▸ Records to use
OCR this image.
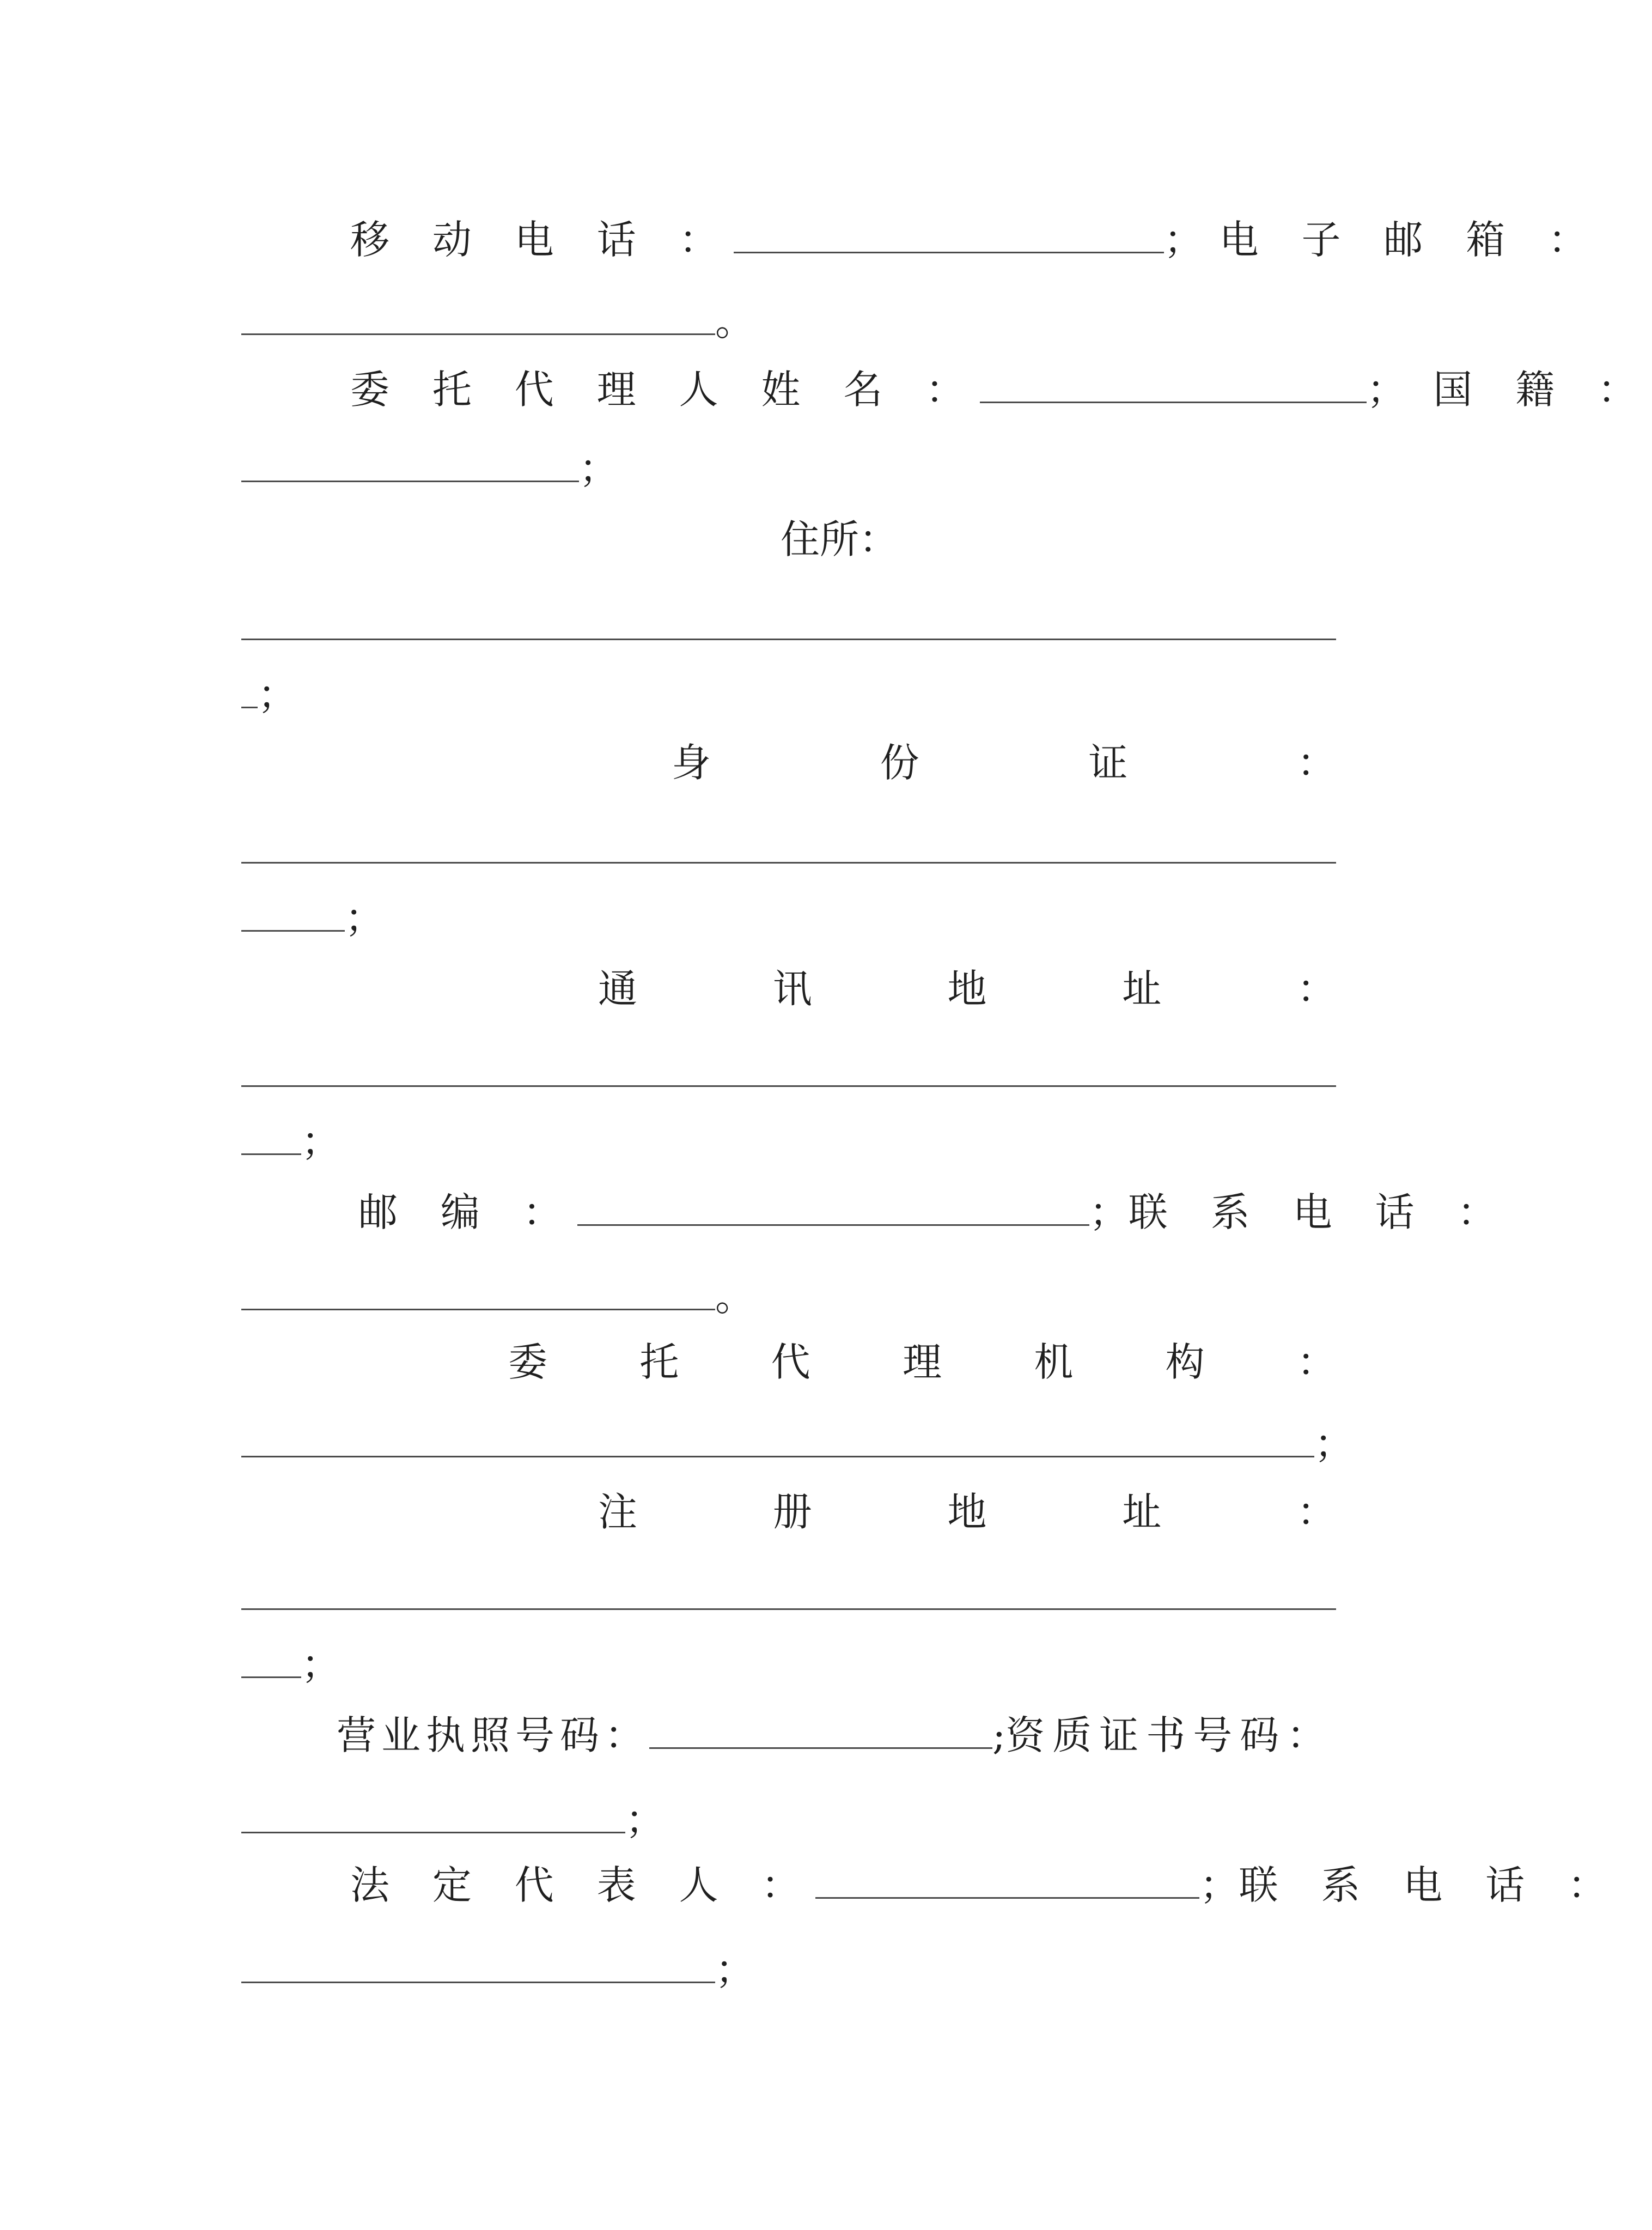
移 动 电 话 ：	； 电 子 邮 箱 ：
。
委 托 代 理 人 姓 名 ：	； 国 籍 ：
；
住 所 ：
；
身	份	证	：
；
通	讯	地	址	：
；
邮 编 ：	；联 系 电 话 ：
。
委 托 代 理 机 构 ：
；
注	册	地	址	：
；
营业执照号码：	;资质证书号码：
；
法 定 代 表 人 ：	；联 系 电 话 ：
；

▸ Do this
Reproduce every entry word for word, but omit the pictures.

▸ Written response
OCR this image.
移 动 电 话 ：	； 电 子 邮 箱 ：
。
委 托 代 理 人 姓 名 ：	； 国 籍 ：
；
住 所 ：
；
身	份	证	：
；
通	讯	地	址	：
；
邮 编 ：	；联 系 电 话 ：
。
委 托 代 理 机 构 ：
；
注	册	地	址	：
；
营业执照号码：	;资质证书号码：
；
法 定 代 表 人 ：	；联 系 电 话 ：
；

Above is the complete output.